— About this exercise —
Take the entries below and print all of them exactly, please.
---- Available data
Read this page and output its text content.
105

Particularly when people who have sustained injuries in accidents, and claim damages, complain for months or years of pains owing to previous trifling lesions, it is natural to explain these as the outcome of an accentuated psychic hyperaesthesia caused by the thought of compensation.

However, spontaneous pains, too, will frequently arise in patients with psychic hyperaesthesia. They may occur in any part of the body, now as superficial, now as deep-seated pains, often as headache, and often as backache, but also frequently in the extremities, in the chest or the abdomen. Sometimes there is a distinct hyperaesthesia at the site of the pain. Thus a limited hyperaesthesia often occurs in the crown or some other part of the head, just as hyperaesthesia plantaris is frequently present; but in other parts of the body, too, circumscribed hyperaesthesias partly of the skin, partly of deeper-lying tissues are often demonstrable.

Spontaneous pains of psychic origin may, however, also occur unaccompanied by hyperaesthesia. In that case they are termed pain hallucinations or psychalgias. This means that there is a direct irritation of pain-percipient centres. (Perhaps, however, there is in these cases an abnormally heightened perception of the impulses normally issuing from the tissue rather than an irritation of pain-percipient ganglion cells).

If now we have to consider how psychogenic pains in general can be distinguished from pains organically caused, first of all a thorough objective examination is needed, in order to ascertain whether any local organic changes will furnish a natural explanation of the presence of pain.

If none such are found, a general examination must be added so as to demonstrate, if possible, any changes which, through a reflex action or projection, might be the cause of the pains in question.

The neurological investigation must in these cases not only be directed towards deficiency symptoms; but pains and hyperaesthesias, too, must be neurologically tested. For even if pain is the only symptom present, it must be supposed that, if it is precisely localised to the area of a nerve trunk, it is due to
--------
— Task result —
Read this page and output its text content.
105

Particularly when people who have sustained injuries in accidents, and claim damages, complain for months or years of pains owing to previous trifling lesions, it is natural to explain these as the outcome of an accentuated psychic hyperaesthesia caused by the thought of compensation.

However, spontaneous pains, too, will frequently arise in patients with psychic hyperaesthesia. They may occur in any part of the body, now as superficial, now as deep-seated pains, often as headache, and often as backache, but also frequently in the extremities, in the chest or the abdomen. Sometimes there is a distinct hyperaesthesia at the site of the pain. Thus a limited hyperaesthesia often occurs in the crown or some other part of the head, just as hyperaesthesia plantaris is frequently present; but in other parts of the body, too, circumscribed hyperaesthesias partly of the skin, partly of deeper-lying tissues are often demonstrable.

Spontaneous pains of psychic origin may, however, also occur unaccompanied by hyperaesthesia. In that case they are termed pain hallucinations or psychalgias. This means that there is a direct irritation of pain-percipient centres. (Perhaps, however, there is in these cases an abnormally heightened perception of the impulses normally issuing from the tissue rather than an irritation of pain-percipient ganglion cells).

If now we have to consider how psychogenic pains in general can be distinguished from pains organically caused, first of all a thorough objective examination is needed, in order to ascertain whether any local organic changes will furnish a natural explanation of the presence of pain.

If none such are found, a general examination must be added so as to demonstrate, if possible, any changes which, through a reflex action or projection, might be the cause of the pains in question.

The neurological investigation must in these cases not only be directed towards deficiency symptoms; but pains and hyperaesthesias, too, must be neurologically tested. For even if pain is the only symptom present, it must be supposed that, if it is precisely localised to the area of a nerve trunk, it is due to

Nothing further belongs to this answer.